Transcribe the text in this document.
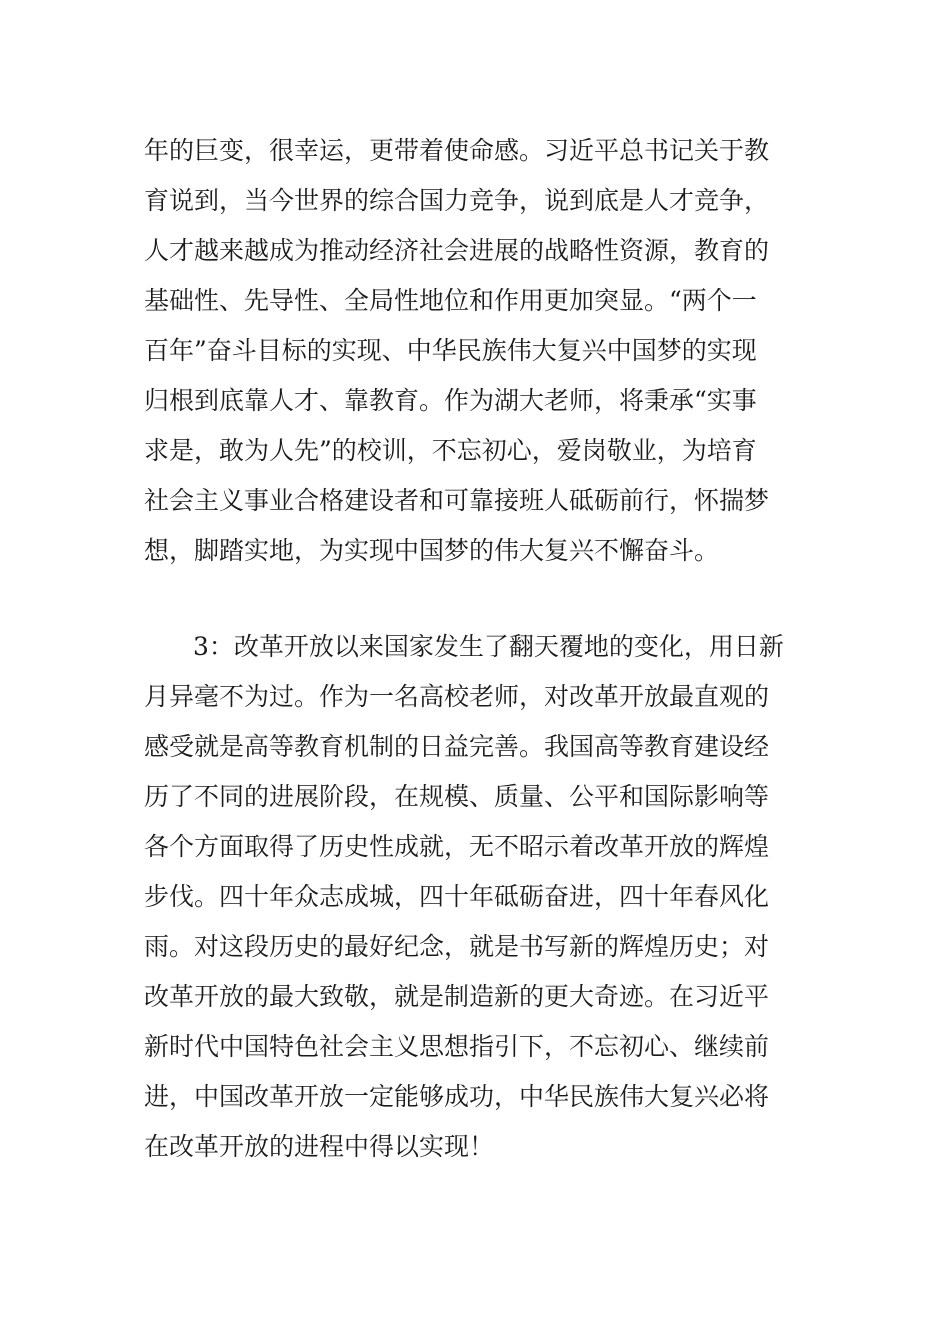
年的巨变，很幸运，更带着使命感。习近平总书记关于教
育说到，当今世界的综合国力竞争，说到底是人才竞争，
人才越来越成为推动经济社会进展的战略性资源，教育的
基础性、先导性、全局性地位和作用更加突显。“两个一
百年”奋斗目标的实现、中华民族伟大复兴中国梦的实现
归根到底靠人才、靠教育。作为湖大老师，将秉承“实事
求是，敢为人先”的校训，不忘初心，爱岗敬业，为培育
社会主义事业合格建设者和可靠接班人砥砺前行，怀揣梦
想，脚踏实地，为实现中国梦的伟大复兴不懈奋斗。
3：改革开放以来国家发生了翻天覆地的变化，用日新
月异毫不为过。作为一名高校老师，对改革开放最直观的
感受就是高等教育机制的日益完善。我国高等教育建设经
历了不同的进展阶段，在规模、质量、公平和国际影响等
各个方面取得了历史性成就，无不昭示着改革开放的辉煌
步伐。四十年众志成城，四十年砥砺奋进，四十年春风化
雨。对这段历史的最好纪念，就是书写新的辉煌历史；对
改革开放的最大致敬，就是制造新的更大奇迹。在习近平
新时代中国特色社会主义思想指引下，不忘初心、继续前
进，中国改革开放一定能够成功，中华民族伟大复兴必将
在改革开放的进程中得以实现！
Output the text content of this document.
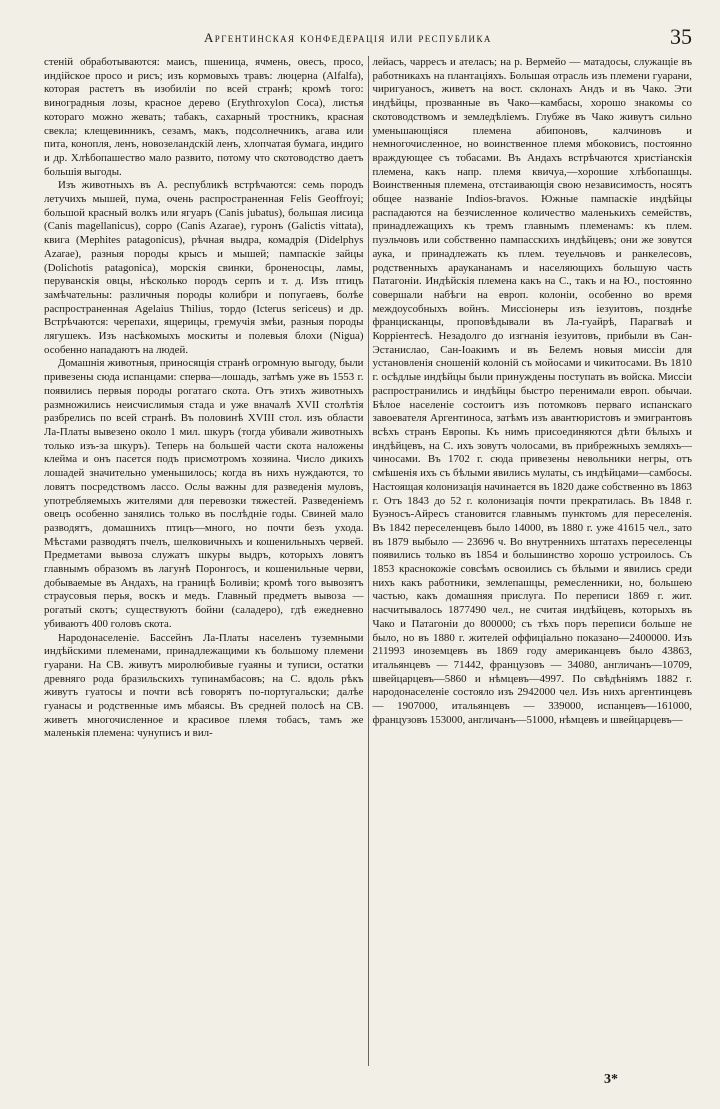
Аргентинская конфедерація или республика	35

стеній обработываются: маисъ, пшеница, ячмень, овесъ, просо, индійское просо и рисъ; изъ кормовыхъ травъ: люцерна (Alfalfa), которая растетъ въ изобиліи по всей странѣ; кромѣ того: виноградныя лозы, красное дерево (Erythroxylon Coca), листья котораго можно жевать; табакъ, сахарный тростникъ, красная свекла; клещевинникъ, сезамъ, макъ, подсолнечникъ, агава или пита, конопля, ленъ, новозеландскій ленъ, хлопчатая бумага, индиго и др. Хлѣбопашество мало развито, потому что скотоводство даетъ большія выгоды.

Изъ животныхъ въ А. республикѣ встрѣчаются: семь породъ летучихъ мышей, пума, очень распространенная Felis Geoffroyi; большой красный волкъ или ягуаръ (Canis jubatus), большая лисица (Canis magellanicus), сорро (Canis Azarae), гуронъ (Galictis vittata), квига (Mephites patagonicus), рѣчная выдра, комадрія (Didelphys Azarae), разныя породы крысъ и мышей; пампаскіе зайцы (Dolichotis patagonica), морскія свинки, броненосцы, ламы, перуванскія овцы, нѣсколько породъ серпъ и т. д. Изъ птицъ замѣчательны: различныя породы колибри и попугаевъ, болѣе распространенная Agelaius Thilius, тордо (Icterus sericeus) и др. Встрѣчаются: черепахи, ящерицы, гремучія змѣи, разныя породы лягушекъ. Изъ насѣкомыхъ москиты и полевыя блохи (Nigua) особенно нападаютъ на людей.

Домашнія животныя, приносящія странѣ огромную выгоду, были привезены сюда испанцами: сперва—лошадь, затѣмъ уже въ 1553 г. появились первыя породы рогатаго скота. Отъ этихъ животныхъ размножились неисчислимыя стада и уже вначалѣ XVII столѣтія разбрелись по всей странѣ. Въ половинѣ XVIII стол. изъ области Ла-Платы вывезено около 1 мил. шкуръ (тогда убивали животныхъ только изъ-за шкуръ). Теперь на большей части скота наложены клейма и онъ пасется подъ присмотромъ хозяина. Число дикихъ лошадей значительно уменьшилось; когда въ нихъ нуждаются, то ловятъ посредствомъ лассо. Ослы важны для разведенія муловъ, употребляемыхъ жителями для перевозки тяжестей. Разведеніемъ овецъ особенно занялись только въ послѣдніе годы. Свиней мало разводятъ, домашнихъ птицъ—много, но почти безъ ухода. Мѣстами разводятъ пчелъ, шелковичныхъ и кошенильныхъ червей. Предметами вывоза служатъ шкуры выдръ, которыхъ ловятъ главнымъ образомъ въ лагунѣ Поронгосъ, и кошенильные черви, добываемые въ Андахъ, на границѣ Боливіи; кромѣ того вывозятъ страусовыя перья, воскъ и медъ. Главный предметъ вывоза — рогатый скотъ; существуютъ бойни (саладеро), гдѣ ежедневно убиваютъ 400 головъ скота.

Народонаселеніе. Бассейнъ Ла-Платы населенъ туземными индѣйскими племенами, принадлежащими къ большому племени гуарани. На СВ. живутъ миролюбивые гуаяны и туписи, остатки древняго рода бразильскихъ тупинамбасовъ; на С. вдоль рѣкъ живутъ гуатосы и почти всѣ говорятъ по-португальски; далѣе гуанасы и родственные имъ мбаясы. Въ средней полосѣ на СВ. живетъ многочисленное и красивое племя тобасъ, тамъ же маленькія племена: чунуписъ и вил-

лейасъ, чарресъ и ателасъ; на р. Вермейо — матадосы, служащіе въ работникахъ на плантаціяхъ. Большая отрасль изъ племени гуарани, чиригуаносъ, живетъ на вост. склонахъ Андъ и въ Чако. Эти индѣйцы, прозванные въ Чако—камбасы, хорошо знакомы со скотоводствомъ и земледѣліемъ. Глубже въ Чако живутъ сильно уменьшающіяся племена абипоновъ, калчиновъ и немногочисленное, но воинственное племя мбоковисъ, постоянно враждующее съ тобасами. Въ Андахъ встрѣчаются христіанскія племена, какъ напр. племя квичуа,—хорошие хлѣбопашцы. Воинственныя племена, отстаивающія свою независимость, носятъ общее названіе Indios-bravos. Южные пампаскіе индѣйцы распадаются на безчисленное количество маленькихъ семействъ, принадлежащихъ къ тремъ главнымъ племенамъ: къ плем. пуэльчовъ или собственно пампасскихъ индѣйцевъ; они же зовутся аука, и принадлежать къ плем. теуельчовъ и ранкелесовъ, родственныхъ араукананамъ и населяющихъ большую часть Патагоніи. Индѣйскія племена какъ на С., такъ и на Ю., постоянно совершали набѣги на европ. колоніи, особенно во время междоусобныхъ войнъ. Миссіонеры изъ іезуитовъ, позднѣе францисканцы, проповѣдывали въ Ла-гуайрѣ, Парагваѣ и Корріентесѣ. Незадолго до изгнанія іезуитовъ, прибыли въ Сан-Эстанислао, Сан-Іоакимъ и въ Белемъ новыя миссіи для установленія сношеній колоній съ мойосами и чикитосами. Въ 1810 г. осѣдлые индѣйцы были принуждены поступать въ войска. Миссіи распространились и индѣйцы быстро перенимали европ. обычаи. Бѣлое населеніе состоитъ изъ потомковъ перваго испанскаго завоевателя Аргентиноса, затѣмъ изъ авантюристовъ и эмигрантовъ всѣхъ странъ Европы. Къ нимъ присоединяются дѣти бѣлыхъ и индѣйцевъ, на С. ихъ зовутъ чолосами, въ прибрежныхъ земляхъ—чиносами. Въ 1702 г. сюда привезены невольники негры, отъ смѣшенія ихъ съ бѣлыми явились мулаты, съ индѣйцами—самбосы. Настоящая колонизація начинается въ 1820 даже собственно въ 1863 г. Отъ 1843 до 52 г. колонизація почти прекратилась. Въ 1848 г. Буэносъ-Айресъ становится главнымъ пунктомъ для переселенія. Въ 1842 переселенцевъ было 14000, въ 1880 г. уже 41615 чел., зато въ 1879 выбыло — 23696 ч. Во внутреннихъ штатахъ переселенцы появились только въ 1854 и большинство хорошо устроилось. Съ 1853 краснокожіе совсѣмъ освоились съ бѣлыми и явились среди нихъ какъ работники, землепашцы, ремесленники, но, большею частью, какъ домашняя прислуга. По переписи 1869 г. жит. насчитывалось 1877490 чел., не считая индѣйцевъ, которыхъ въ Чако и Патагоніи до 800000; съ тѣхъ поръ переписи больше не было, но въ 1880 г. жителей оффиціально показано—2400000. Изъ 211993 иноземцевъ въ 1869 году американцевъ было 43863, итальянцевъ — 71442, французовъ — 34080, англичанъ—10709, швейцарцевъ—5860 и нѣмцевъ—4997. По свѣдѣніямъ 1882 г. народонаселеніе состояло изъ 2942000 чел. Изъ нихъ аргентинцевъ — 1907000, итальянцевъ — 339000, испанцевъ—161000, французовъ 153000, англичанъ—51000, нѣмцевъ и швейцарцевъ—

3*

## STATED PROBLEM
Scan the entries above for the word "text" and collect each line holding it.

## ANSWER TO THE TASK
Transcribe the text in this document.
Output the text content of this document.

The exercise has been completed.